▸ **GOAL OF THE EXERCISE**
Reproduce every entry below precisely. Pictures are excluded from the copy.
==== DATA PROVIDED
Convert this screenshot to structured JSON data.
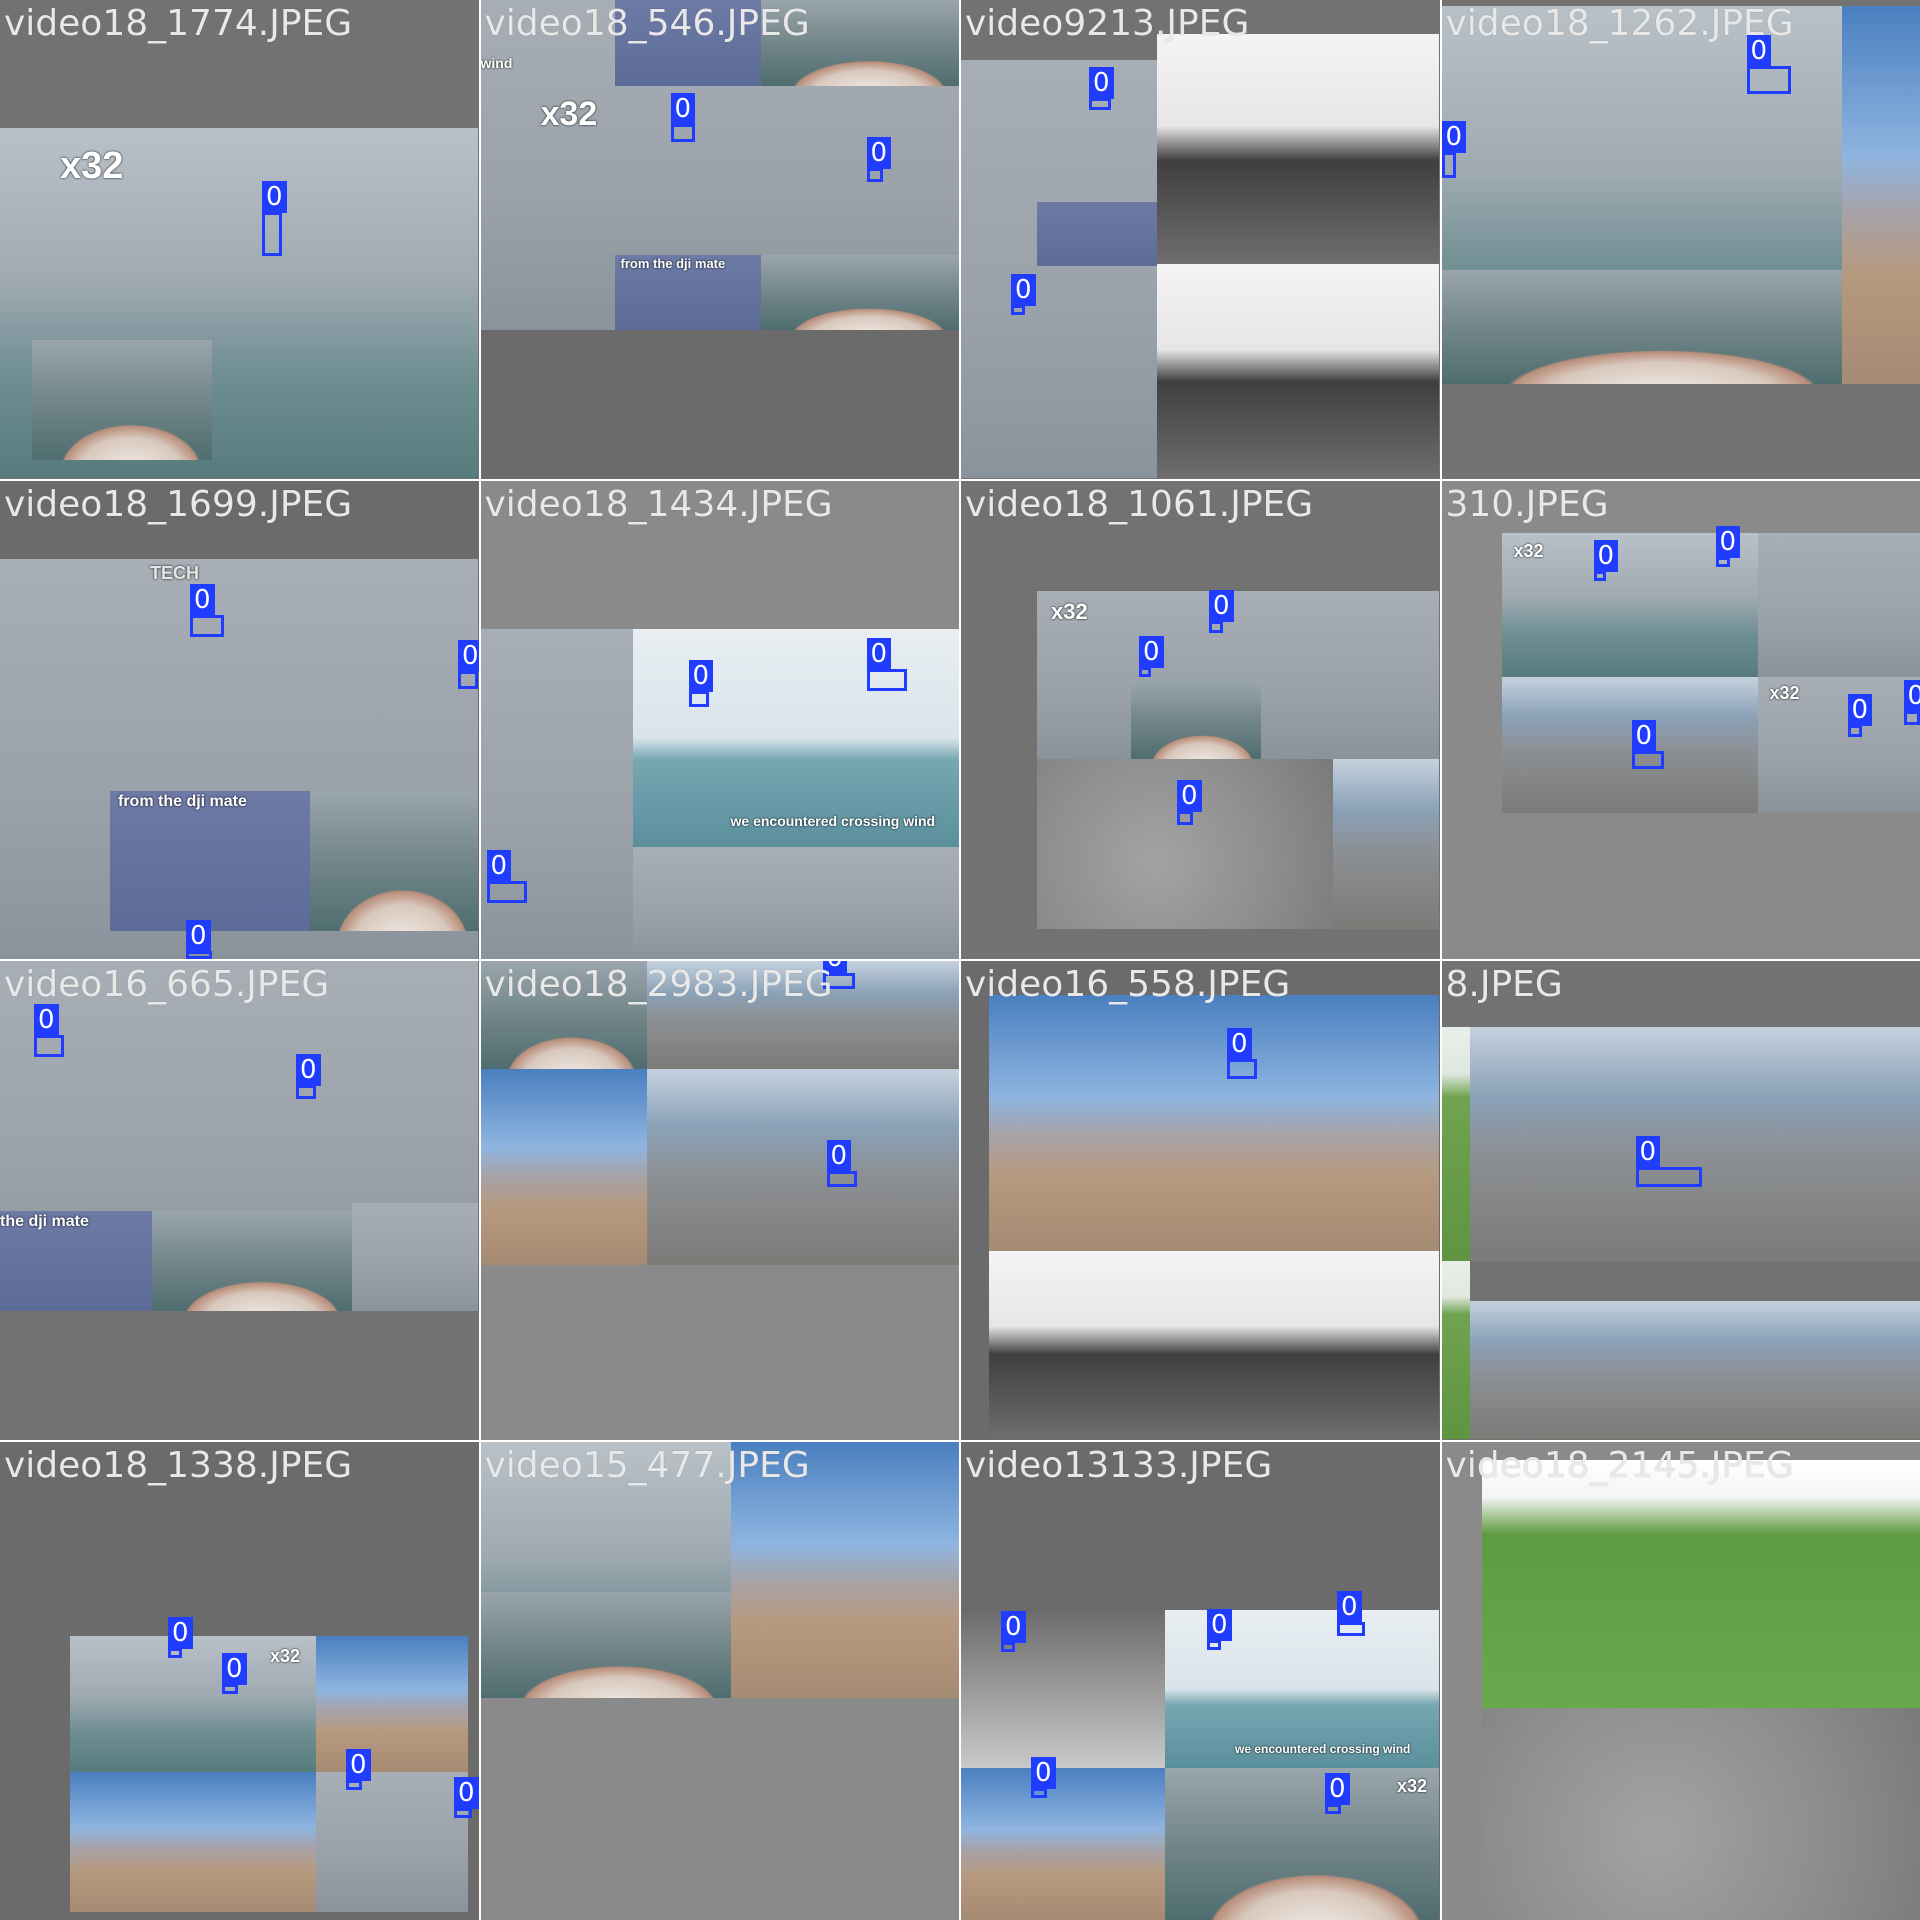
{
  "detection_class_label": "0",
  "tiles": [
    {
      "name": "video18_1774.JPEG"
    },
    {
      "name": "video18_546.JPEG"
    },
    {
      "name": "video9213.JPEG"
    },
    {
      "name": "video18_1262.JPEG"
    },
    {
      "name": "video18_1699.JPEG"
    },
    {
      "name": "video18_1434.JPEG"
    },
    {
      "name": "video18_1061.JPEG"
    },
    {
      "name": "310.JPEG"
    },
    {
      "name": "video16_665.JPEG"
    },
    {
      "name": "video18_2983.JPEG"
    },
    {
      "name": "video16_558.JPEG"
    },
    {
      "name": "8.JPEG"
    },
    {
      "name": "video18_1338.JPEG"
    },
    {
      "name": "video15_477.JPEG"
    },
    {
      "name": "video13133.JPEG"
    },
    {
      "name": "video18_2145.JPEG"
    }
  ],
  "overlay_text": {
    "x32": "x32",
    "from_dji": "from the dji mate",
    "the_dji": "the dji mate",
    "crossing_wind": "we encountered crossing wind",
    "tech": "TECH",
    "wind": "wind"
  },
  "colors": {
    "box": "#1f3cff",
    "label_text": "#e8e8e8"
  }
}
========
▸ **WORKED SOLUTION**
Convert this screenshot to structured JSON data.
{
  "detection_class_label": "0",
  "tiles": [
    {
      "name": "video18_1774.JPEG"
    },
    {
      "name": "video18_546.JPEG"
    },
    {
      "name": "video9213.JPEG"
    },
    {
      "name": "video18_1262.JPEG"
    },
    {
      "name": "video18_1699.JPEG"
    },
    {
      "name": "video18_1434.JPEG"
    },
    {
      "name": "video18_1061.JPEG"
    },
    {
      "name": "310.JPEG"
    },
    {
      "name": "video16_665.JPEG"
    },
    {
      "name": "video18_2983.JPEG"
    },
    {
      "name": "video16_558.JPEG"
    },
    {
      "name": "8.JPEG"
    },
    {
      "name": "video18_1338.JPEG"
    },
    {
      "name": "video15_477.JPEG"
    },
    {
      "name": "video13133.JPEG"
    },
    {
      "name": "video18_2145.JPEG"
    }
  ],
  "overlay_text": {
    "x32": "x32",
    "from_dji": "from the dji mate",
    "the_dji": "the dji mate",
    "crossing_wind": "we encountered crossing wind",
    "tech": "TECH",
    "wind": "wind"
  },
  "colors": {
    "box": "#1f3cff",
    "label_text": "#e8e8e8"
  }
}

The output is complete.